Records about charts and figures:
══════

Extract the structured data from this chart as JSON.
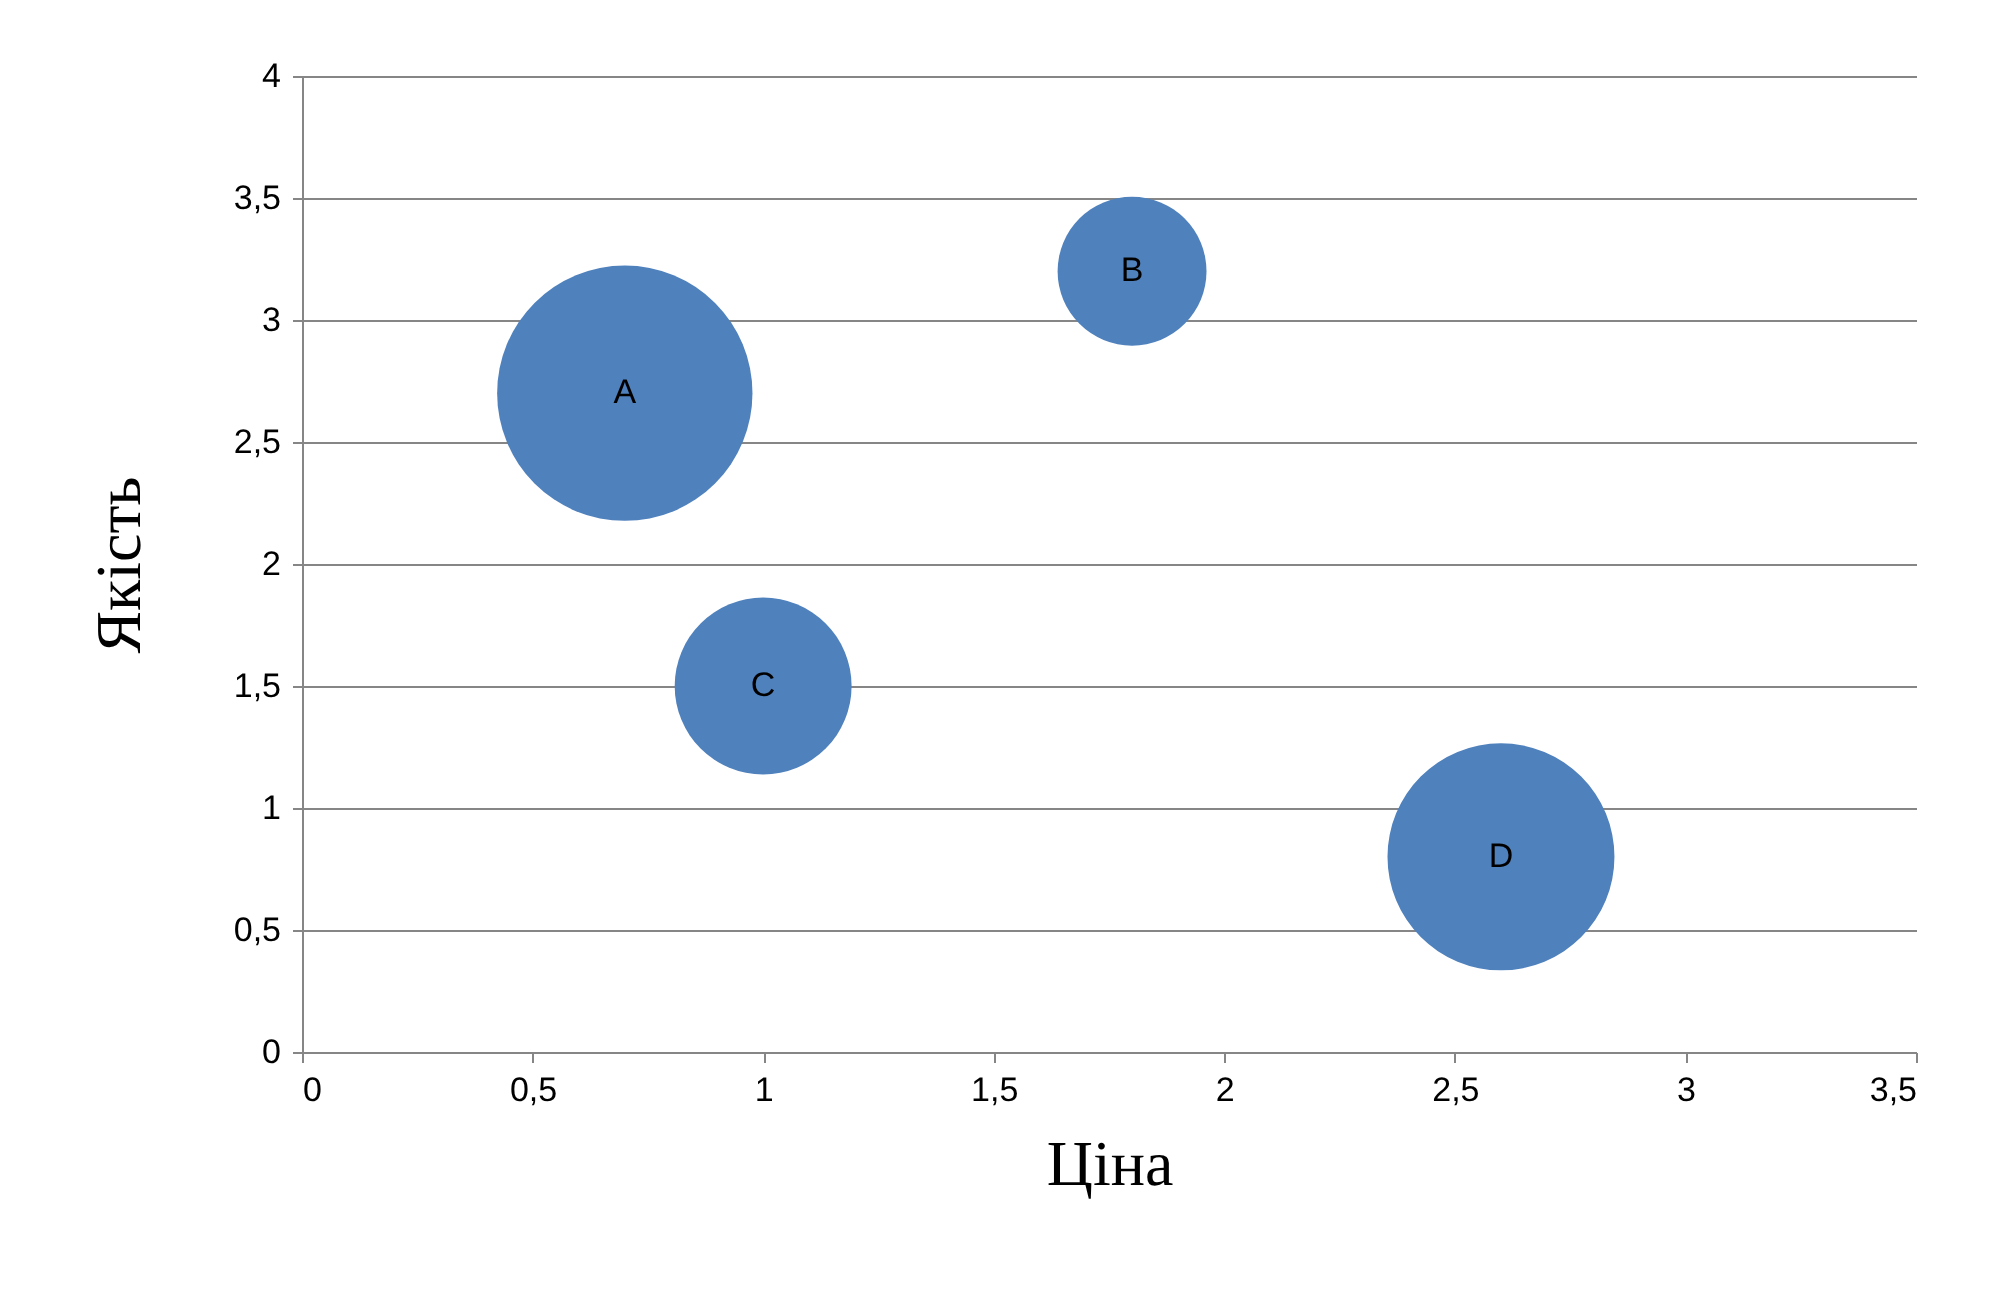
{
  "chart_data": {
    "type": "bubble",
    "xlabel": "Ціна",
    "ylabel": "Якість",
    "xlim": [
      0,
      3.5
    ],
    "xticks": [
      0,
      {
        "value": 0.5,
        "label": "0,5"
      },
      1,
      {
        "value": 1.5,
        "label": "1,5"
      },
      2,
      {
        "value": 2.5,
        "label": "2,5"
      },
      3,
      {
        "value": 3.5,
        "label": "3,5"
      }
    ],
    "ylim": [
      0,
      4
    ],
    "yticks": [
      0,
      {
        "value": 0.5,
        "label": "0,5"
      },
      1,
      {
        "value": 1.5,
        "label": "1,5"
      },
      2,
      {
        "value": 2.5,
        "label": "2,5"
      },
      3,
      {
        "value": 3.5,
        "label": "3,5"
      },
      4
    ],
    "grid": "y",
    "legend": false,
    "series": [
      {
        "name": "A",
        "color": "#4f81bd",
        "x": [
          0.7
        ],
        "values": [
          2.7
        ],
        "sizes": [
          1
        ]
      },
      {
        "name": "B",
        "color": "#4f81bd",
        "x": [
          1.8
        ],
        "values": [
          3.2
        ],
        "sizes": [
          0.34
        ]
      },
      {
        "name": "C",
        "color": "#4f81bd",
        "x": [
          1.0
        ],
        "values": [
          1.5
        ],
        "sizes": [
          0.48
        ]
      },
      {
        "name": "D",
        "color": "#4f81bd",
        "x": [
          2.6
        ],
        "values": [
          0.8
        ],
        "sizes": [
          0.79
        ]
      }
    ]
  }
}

══════

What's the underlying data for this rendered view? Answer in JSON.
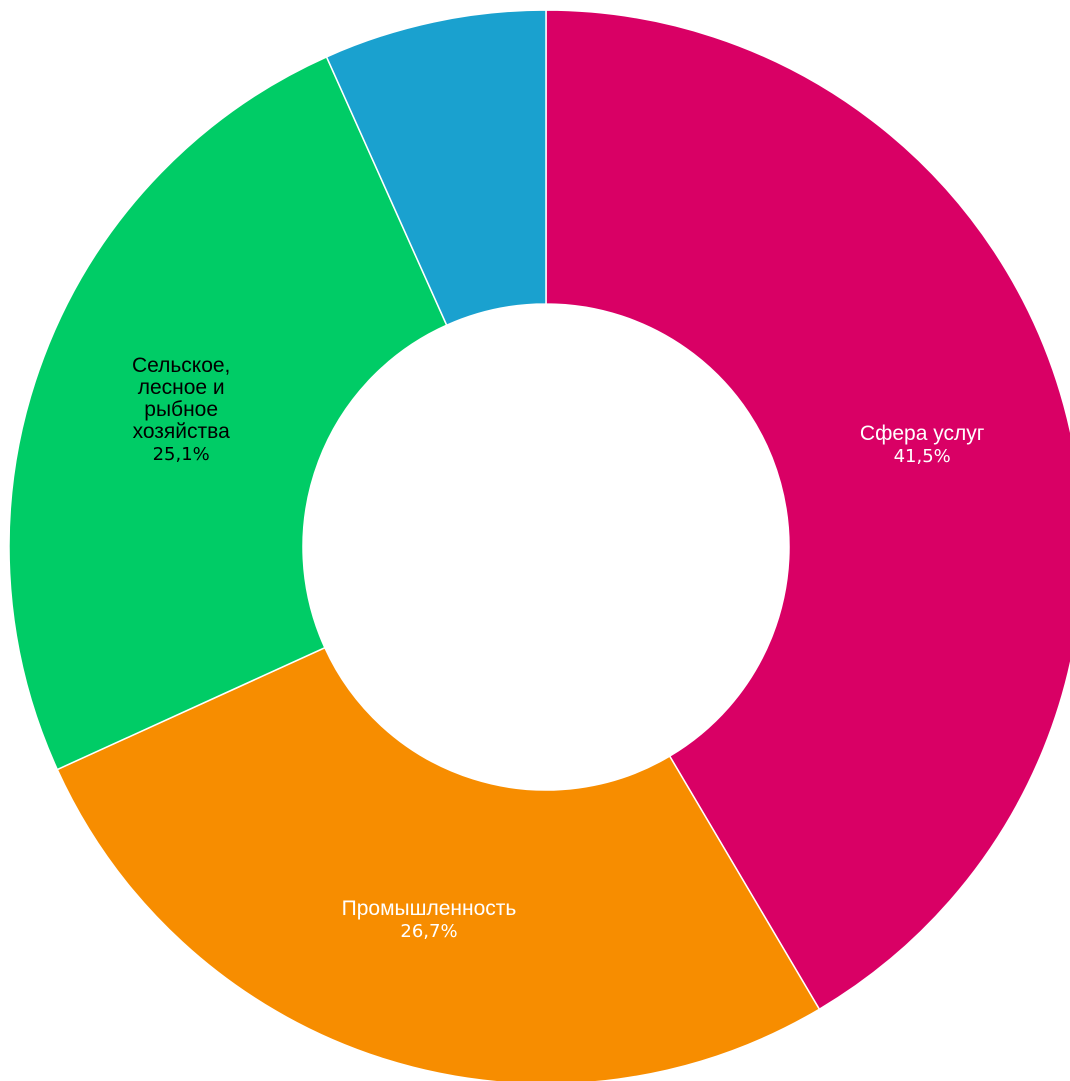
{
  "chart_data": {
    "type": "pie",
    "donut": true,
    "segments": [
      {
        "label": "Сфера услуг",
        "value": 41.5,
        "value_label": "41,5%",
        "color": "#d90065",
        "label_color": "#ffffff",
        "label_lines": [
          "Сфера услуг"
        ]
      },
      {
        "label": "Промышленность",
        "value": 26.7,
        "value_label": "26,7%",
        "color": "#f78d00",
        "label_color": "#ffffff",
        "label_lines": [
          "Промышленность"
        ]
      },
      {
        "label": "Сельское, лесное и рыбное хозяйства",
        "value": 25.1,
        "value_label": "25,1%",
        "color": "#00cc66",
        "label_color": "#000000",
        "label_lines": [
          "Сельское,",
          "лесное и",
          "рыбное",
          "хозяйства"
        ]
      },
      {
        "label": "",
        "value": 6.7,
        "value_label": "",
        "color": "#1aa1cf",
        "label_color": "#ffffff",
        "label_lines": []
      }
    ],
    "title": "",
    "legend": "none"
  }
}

══════

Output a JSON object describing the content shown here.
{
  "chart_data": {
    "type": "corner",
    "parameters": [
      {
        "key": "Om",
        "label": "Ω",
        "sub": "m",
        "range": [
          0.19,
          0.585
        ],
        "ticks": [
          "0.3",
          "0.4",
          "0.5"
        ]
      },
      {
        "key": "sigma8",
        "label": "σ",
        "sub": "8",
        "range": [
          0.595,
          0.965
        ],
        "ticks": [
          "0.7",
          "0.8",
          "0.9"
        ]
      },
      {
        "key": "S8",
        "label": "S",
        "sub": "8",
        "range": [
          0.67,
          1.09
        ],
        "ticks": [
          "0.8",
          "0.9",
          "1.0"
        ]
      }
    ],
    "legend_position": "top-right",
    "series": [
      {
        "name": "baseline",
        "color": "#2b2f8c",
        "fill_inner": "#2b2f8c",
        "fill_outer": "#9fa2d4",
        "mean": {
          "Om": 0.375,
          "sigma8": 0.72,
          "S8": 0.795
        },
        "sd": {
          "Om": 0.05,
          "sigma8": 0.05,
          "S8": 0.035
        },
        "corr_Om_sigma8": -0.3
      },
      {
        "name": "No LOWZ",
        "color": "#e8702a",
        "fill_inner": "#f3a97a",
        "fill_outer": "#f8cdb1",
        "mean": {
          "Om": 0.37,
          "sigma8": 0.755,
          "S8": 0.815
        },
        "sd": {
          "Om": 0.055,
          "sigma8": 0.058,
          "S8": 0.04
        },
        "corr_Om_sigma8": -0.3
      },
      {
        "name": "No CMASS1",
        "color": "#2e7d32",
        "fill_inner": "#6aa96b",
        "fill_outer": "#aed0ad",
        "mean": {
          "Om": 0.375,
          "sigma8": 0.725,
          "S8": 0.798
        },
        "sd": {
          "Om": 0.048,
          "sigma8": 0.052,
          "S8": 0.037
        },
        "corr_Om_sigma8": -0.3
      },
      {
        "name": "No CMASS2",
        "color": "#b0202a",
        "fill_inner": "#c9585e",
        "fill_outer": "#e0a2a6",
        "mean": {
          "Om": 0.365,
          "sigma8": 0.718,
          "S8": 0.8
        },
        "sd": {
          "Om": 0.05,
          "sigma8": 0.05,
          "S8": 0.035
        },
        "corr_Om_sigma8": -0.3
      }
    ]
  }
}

══════

- **Objective**
The records are above. How many lines in them contain the word "name"? Give the number alone.

- **Task answer**
8